[begin DATA SHOWN]

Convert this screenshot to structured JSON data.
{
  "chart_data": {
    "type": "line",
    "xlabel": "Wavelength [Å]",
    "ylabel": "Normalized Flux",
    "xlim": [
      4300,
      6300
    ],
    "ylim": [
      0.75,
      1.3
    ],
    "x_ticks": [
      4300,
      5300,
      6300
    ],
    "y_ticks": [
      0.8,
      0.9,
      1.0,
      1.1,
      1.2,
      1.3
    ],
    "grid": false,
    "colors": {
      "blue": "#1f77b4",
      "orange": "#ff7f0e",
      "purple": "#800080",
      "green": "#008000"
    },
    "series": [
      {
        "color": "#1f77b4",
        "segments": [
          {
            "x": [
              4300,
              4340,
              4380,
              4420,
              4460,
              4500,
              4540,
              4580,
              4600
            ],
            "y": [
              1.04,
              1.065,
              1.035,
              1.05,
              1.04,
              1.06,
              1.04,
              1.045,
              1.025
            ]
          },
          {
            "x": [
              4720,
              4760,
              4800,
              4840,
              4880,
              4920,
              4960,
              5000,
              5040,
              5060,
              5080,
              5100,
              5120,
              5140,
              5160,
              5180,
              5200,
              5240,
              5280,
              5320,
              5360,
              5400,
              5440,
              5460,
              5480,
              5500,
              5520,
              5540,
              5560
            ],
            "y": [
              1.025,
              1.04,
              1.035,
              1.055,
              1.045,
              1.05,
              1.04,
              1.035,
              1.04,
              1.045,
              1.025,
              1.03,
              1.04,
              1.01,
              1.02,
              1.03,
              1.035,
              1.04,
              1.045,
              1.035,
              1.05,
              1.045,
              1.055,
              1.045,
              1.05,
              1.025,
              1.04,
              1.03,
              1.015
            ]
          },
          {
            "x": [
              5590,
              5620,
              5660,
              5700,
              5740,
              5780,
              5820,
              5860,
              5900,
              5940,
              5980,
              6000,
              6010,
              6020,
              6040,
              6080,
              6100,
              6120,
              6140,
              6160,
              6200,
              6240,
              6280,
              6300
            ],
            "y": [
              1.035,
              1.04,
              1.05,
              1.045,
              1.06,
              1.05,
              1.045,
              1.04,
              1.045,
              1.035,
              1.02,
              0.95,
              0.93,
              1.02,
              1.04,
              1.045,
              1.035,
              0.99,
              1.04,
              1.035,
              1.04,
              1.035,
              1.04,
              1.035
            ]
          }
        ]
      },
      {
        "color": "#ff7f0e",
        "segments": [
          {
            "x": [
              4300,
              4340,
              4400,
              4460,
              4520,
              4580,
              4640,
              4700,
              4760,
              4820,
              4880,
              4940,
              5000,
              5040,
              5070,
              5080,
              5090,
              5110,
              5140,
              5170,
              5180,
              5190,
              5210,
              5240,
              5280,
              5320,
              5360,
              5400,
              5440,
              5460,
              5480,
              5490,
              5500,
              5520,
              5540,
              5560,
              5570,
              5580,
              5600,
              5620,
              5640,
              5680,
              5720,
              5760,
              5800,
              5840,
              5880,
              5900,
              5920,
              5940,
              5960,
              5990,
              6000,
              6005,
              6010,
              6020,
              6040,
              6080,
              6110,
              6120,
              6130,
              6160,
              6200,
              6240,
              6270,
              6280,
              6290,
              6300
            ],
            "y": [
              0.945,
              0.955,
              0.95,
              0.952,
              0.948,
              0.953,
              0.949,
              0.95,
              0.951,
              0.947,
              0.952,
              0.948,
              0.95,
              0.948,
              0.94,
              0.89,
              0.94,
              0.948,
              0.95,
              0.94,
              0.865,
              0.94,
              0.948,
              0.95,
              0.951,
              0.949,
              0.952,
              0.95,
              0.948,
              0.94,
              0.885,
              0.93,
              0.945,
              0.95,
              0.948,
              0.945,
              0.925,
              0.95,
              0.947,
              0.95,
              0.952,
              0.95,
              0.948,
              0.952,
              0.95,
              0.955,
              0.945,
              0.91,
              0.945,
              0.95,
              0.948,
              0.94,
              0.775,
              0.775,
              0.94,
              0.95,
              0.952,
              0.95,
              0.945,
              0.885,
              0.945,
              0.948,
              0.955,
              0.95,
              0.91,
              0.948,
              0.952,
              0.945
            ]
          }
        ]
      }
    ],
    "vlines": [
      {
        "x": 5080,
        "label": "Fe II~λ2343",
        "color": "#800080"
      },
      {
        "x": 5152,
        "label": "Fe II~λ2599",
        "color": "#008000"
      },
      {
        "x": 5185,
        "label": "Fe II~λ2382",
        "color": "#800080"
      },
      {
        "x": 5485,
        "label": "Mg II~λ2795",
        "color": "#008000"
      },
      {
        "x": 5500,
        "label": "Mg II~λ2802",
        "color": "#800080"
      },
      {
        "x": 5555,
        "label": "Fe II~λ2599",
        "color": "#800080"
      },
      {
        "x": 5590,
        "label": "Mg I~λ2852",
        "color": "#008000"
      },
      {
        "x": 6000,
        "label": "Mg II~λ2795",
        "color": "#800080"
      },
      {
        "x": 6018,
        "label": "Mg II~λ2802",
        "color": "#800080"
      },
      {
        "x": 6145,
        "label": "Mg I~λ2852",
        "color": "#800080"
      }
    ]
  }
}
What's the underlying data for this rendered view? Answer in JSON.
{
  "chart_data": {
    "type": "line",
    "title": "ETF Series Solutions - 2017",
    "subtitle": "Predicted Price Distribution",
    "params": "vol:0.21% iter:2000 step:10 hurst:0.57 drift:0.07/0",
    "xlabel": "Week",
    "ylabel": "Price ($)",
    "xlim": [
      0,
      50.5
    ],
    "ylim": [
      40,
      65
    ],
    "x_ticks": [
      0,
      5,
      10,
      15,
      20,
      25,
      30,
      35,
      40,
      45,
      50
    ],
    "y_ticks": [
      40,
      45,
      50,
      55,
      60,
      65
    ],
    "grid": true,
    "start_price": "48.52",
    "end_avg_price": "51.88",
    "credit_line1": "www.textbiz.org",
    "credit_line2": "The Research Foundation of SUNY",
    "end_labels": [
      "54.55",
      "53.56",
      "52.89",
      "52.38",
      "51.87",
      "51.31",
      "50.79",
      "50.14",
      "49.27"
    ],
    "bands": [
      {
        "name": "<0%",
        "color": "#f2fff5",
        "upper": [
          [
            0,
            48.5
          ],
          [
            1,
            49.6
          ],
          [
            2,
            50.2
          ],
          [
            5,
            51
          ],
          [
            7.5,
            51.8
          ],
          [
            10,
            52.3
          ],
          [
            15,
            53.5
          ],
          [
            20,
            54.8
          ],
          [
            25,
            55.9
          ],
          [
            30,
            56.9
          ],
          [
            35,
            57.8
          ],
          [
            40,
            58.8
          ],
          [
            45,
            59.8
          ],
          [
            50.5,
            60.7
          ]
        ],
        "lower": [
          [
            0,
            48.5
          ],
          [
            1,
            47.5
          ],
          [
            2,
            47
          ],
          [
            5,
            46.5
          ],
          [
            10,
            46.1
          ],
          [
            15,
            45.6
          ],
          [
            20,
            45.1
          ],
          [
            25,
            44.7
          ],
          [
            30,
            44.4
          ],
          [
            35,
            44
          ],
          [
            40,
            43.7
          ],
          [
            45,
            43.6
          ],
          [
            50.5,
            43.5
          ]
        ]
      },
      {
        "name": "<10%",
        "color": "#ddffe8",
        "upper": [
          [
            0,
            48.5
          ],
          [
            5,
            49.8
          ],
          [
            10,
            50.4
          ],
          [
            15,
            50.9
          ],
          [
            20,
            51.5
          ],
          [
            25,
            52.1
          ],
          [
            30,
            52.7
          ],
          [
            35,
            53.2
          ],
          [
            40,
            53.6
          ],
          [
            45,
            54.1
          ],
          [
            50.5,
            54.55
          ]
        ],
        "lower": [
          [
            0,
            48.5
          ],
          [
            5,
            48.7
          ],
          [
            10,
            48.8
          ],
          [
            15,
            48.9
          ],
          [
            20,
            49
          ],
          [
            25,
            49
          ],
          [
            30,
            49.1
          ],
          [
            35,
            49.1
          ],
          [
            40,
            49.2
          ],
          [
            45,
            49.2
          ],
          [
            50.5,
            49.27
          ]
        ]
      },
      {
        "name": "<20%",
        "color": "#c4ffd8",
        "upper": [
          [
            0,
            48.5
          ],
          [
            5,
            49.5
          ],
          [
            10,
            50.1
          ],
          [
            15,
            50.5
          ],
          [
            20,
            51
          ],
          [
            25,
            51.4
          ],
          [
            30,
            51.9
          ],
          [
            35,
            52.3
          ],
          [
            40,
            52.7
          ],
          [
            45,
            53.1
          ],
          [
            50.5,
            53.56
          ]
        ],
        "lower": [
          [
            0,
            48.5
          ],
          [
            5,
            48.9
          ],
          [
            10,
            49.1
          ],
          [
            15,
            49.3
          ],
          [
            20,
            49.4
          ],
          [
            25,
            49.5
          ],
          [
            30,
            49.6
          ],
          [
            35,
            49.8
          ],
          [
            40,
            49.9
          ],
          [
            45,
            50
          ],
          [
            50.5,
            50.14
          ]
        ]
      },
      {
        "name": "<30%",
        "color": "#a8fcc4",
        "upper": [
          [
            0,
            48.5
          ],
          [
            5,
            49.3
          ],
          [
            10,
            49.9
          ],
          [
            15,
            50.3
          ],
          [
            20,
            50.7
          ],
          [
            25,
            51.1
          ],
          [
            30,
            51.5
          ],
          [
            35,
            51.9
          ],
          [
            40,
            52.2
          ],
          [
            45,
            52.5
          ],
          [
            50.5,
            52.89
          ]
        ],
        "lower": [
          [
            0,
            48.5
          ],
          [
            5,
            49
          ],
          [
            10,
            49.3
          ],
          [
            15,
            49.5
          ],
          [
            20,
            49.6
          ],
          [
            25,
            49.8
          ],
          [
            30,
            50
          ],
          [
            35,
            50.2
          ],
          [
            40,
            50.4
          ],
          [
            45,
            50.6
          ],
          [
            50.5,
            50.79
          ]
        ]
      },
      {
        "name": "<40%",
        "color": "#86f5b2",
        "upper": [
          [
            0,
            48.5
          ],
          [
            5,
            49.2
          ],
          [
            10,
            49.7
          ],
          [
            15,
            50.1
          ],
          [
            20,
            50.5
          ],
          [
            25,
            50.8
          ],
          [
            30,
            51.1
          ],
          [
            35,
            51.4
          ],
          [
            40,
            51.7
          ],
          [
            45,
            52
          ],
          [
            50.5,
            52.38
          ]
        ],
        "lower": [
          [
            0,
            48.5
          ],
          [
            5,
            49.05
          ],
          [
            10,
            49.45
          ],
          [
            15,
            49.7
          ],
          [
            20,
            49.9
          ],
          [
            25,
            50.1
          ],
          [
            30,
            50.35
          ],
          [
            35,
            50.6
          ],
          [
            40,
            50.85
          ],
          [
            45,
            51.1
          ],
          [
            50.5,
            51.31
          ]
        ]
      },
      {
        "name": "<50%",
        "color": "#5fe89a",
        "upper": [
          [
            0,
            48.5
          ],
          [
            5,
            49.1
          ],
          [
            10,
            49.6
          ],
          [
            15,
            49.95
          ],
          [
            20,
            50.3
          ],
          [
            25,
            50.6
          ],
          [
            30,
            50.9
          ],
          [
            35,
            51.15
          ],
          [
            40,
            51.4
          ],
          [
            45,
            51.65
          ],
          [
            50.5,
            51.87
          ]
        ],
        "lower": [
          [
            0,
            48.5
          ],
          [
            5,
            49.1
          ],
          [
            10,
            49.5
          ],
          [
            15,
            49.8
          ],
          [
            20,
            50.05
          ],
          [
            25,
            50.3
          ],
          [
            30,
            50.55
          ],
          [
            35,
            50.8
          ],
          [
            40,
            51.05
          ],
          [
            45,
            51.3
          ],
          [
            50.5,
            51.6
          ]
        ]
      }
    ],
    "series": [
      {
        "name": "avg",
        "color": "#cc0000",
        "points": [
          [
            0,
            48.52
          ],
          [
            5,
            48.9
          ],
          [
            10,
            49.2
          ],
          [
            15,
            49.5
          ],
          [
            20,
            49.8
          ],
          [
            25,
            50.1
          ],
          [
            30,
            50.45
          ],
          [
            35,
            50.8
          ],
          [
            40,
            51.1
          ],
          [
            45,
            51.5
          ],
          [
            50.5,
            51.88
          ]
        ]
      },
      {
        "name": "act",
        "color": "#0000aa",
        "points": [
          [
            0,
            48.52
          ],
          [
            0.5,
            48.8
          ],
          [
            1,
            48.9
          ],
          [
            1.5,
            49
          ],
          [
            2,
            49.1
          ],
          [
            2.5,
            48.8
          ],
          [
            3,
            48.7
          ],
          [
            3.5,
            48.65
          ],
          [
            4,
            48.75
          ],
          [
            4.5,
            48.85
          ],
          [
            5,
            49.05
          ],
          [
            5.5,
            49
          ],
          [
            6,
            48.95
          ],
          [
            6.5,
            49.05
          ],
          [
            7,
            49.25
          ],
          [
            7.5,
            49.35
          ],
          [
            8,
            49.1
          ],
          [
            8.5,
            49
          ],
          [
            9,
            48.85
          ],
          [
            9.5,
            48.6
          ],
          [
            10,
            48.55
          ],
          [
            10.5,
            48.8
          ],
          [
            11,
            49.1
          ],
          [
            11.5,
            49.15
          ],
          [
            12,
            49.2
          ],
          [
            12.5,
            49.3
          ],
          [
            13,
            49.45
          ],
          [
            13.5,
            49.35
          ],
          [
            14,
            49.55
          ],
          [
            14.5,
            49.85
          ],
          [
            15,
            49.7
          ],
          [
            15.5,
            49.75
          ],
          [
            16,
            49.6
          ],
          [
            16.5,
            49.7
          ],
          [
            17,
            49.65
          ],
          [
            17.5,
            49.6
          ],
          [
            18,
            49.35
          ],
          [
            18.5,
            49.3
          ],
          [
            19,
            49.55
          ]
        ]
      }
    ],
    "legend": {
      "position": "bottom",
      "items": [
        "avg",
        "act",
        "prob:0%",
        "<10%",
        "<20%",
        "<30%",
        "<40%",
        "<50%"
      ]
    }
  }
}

[end DATA SHOWN]

TASK INSTRUCTIONS:
Select every line in the records above that contains the word "this".

TASK SOLUTION:
Convert this screenshot to structured JSON data.
What's the underlying data for this rendered view? Answer in JSON.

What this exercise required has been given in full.